Find and copy each line of the records where the string "impatient" shows up.
━━━ Material ━━━
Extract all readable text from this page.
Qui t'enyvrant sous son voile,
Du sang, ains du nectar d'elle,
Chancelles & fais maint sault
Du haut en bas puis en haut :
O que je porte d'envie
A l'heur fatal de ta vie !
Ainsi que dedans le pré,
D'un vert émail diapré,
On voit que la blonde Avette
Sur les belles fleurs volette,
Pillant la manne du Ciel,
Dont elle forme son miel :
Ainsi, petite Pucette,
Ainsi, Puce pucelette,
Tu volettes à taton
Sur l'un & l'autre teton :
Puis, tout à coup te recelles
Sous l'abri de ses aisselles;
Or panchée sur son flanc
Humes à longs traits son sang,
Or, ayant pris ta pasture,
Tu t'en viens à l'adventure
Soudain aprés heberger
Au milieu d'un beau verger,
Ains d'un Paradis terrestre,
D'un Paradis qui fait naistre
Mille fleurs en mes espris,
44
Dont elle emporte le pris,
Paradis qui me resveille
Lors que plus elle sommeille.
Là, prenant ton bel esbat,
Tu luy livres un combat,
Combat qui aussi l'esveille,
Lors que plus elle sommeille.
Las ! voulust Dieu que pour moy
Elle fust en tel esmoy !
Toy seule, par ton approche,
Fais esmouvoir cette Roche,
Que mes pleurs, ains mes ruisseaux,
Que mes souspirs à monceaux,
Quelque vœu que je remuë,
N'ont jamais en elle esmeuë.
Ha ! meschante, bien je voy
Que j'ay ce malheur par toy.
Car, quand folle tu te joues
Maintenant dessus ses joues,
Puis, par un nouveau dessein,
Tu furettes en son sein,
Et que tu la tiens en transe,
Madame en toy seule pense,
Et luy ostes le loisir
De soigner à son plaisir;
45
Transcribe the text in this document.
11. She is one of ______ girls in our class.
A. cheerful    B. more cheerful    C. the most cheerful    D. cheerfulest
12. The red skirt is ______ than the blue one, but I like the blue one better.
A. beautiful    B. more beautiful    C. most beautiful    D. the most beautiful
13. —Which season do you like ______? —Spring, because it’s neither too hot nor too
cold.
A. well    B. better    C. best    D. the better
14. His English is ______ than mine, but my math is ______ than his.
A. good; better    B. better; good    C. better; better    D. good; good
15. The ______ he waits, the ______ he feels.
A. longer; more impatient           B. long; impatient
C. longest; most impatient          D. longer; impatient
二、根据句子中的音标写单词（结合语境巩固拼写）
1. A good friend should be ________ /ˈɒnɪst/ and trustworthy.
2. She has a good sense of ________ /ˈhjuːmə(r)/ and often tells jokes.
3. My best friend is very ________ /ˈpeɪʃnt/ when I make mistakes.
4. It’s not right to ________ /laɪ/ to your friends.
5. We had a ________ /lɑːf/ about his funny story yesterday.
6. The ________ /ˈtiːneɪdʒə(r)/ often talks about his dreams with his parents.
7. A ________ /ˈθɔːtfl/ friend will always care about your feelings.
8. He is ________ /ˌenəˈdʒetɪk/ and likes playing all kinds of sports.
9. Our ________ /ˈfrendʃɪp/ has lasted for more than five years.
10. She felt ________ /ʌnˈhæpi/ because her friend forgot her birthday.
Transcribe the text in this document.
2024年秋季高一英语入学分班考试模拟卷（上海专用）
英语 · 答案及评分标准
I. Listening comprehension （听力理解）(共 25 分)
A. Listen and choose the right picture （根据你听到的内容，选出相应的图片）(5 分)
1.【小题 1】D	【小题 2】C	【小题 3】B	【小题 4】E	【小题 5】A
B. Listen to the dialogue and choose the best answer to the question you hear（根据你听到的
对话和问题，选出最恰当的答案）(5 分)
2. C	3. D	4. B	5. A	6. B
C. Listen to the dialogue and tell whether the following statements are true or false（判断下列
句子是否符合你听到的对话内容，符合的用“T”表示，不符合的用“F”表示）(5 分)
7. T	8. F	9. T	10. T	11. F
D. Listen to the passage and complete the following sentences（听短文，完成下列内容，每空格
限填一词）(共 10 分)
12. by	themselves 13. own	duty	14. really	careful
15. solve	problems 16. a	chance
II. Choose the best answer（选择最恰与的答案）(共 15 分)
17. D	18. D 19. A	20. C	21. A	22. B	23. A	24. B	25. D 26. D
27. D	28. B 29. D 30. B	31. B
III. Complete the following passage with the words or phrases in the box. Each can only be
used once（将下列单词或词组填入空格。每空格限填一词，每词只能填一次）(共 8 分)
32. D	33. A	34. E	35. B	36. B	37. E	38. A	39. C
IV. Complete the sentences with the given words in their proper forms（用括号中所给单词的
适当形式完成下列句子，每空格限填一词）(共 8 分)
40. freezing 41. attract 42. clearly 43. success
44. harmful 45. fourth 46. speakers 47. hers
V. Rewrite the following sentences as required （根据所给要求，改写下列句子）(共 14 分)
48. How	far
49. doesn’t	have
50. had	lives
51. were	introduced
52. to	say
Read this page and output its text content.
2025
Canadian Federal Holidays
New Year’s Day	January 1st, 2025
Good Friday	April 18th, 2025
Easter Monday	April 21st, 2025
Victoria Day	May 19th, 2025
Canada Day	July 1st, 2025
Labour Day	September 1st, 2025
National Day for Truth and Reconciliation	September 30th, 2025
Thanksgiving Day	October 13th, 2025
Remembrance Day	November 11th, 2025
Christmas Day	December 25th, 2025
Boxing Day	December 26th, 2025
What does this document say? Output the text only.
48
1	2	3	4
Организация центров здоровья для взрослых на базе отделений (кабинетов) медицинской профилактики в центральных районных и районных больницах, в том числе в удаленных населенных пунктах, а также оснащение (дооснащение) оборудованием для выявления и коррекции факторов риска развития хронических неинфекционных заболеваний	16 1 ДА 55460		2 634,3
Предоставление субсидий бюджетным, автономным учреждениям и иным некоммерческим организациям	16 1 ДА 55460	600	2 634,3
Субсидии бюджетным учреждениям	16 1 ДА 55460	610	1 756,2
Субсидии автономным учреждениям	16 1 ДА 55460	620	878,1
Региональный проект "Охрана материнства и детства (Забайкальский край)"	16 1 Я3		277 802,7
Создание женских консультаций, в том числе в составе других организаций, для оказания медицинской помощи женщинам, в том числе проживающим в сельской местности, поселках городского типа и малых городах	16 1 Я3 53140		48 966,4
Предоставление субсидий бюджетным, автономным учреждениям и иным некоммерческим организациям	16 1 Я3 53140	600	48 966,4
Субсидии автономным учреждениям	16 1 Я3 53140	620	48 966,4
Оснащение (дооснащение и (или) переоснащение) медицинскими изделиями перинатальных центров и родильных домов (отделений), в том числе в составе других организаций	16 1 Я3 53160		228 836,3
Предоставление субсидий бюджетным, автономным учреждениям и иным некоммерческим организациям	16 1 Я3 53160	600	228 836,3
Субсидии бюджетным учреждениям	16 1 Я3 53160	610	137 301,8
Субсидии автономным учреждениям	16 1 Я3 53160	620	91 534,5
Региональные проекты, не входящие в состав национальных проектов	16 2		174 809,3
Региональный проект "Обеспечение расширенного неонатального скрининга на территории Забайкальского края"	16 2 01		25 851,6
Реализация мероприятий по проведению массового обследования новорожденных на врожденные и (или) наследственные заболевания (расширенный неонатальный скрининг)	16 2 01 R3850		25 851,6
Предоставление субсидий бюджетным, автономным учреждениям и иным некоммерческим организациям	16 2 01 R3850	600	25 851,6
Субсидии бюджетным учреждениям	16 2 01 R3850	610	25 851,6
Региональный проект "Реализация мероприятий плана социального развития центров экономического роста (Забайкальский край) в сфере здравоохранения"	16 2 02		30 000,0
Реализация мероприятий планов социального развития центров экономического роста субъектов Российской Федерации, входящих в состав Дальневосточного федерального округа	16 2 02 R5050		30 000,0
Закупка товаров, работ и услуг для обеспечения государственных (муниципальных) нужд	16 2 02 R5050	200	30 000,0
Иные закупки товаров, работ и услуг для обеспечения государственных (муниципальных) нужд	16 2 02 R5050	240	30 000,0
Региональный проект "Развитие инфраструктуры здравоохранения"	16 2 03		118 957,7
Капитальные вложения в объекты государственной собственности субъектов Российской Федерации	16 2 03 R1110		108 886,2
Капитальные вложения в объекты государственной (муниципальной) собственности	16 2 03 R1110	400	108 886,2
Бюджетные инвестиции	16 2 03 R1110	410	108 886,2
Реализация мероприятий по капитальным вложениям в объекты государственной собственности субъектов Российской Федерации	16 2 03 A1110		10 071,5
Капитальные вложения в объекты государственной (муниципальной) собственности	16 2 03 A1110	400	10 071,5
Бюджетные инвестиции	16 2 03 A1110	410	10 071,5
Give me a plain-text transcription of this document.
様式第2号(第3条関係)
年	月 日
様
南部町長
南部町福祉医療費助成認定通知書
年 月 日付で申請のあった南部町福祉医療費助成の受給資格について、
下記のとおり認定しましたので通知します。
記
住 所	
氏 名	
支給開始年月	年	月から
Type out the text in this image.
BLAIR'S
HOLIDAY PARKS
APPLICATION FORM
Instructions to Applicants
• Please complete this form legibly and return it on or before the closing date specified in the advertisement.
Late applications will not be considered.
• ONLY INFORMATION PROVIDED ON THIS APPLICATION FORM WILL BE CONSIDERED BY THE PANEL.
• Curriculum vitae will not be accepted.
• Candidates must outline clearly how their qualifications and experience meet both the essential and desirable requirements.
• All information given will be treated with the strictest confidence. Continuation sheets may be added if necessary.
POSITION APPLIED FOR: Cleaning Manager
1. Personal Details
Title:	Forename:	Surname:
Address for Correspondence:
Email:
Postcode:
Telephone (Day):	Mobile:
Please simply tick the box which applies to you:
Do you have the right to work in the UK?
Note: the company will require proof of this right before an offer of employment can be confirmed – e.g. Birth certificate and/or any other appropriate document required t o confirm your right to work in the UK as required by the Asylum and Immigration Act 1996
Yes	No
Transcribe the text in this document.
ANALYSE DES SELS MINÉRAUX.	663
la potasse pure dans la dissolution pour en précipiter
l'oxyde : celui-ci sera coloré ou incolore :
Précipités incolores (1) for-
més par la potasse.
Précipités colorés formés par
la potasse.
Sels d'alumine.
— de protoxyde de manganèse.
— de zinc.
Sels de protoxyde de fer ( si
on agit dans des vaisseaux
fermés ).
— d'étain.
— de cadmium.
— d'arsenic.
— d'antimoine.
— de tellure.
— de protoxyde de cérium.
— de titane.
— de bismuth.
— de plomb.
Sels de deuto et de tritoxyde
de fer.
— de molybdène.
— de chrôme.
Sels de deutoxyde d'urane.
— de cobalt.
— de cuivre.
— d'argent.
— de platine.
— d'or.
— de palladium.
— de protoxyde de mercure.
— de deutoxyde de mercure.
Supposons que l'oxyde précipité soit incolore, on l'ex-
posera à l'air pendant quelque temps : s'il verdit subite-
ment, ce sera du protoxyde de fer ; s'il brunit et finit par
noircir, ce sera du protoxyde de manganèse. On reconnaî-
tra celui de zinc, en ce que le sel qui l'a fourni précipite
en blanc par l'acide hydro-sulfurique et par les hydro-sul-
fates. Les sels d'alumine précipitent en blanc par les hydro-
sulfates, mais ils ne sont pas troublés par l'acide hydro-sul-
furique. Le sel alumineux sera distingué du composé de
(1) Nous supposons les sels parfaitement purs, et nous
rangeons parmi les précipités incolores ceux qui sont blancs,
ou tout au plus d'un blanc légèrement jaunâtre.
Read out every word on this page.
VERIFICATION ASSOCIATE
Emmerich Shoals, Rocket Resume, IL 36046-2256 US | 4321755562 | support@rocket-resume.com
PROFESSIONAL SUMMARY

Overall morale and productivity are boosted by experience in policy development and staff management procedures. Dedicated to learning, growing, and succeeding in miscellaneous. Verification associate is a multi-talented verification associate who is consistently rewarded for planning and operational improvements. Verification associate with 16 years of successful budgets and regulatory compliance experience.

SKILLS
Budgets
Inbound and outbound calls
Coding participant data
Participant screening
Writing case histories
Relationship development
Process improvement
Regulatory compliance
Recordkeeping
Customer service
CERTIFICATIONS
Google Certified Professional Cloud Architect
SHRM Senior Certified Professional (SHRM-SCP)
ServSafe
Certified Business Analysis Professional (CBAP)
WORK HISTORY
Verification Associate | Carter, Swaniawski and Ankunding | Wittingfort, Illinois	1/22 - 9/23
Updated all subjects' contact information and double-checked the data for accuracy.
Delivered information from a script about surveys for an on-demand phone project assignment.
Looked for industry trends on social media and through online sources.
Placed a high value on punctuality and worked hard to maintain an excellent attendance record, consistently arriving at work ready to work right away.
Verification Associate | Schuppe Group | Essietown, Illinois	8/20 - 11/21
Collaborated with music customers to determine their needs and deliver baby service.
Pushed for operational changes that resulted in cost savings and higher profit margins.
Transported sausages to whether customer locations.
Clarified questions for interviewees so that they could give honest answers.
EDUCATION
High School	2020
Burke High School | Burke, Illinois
━━━
_Response to this task:_
A. longer; more impatient           B. long; impatient
C. longest; most impatient          D. longer; impatient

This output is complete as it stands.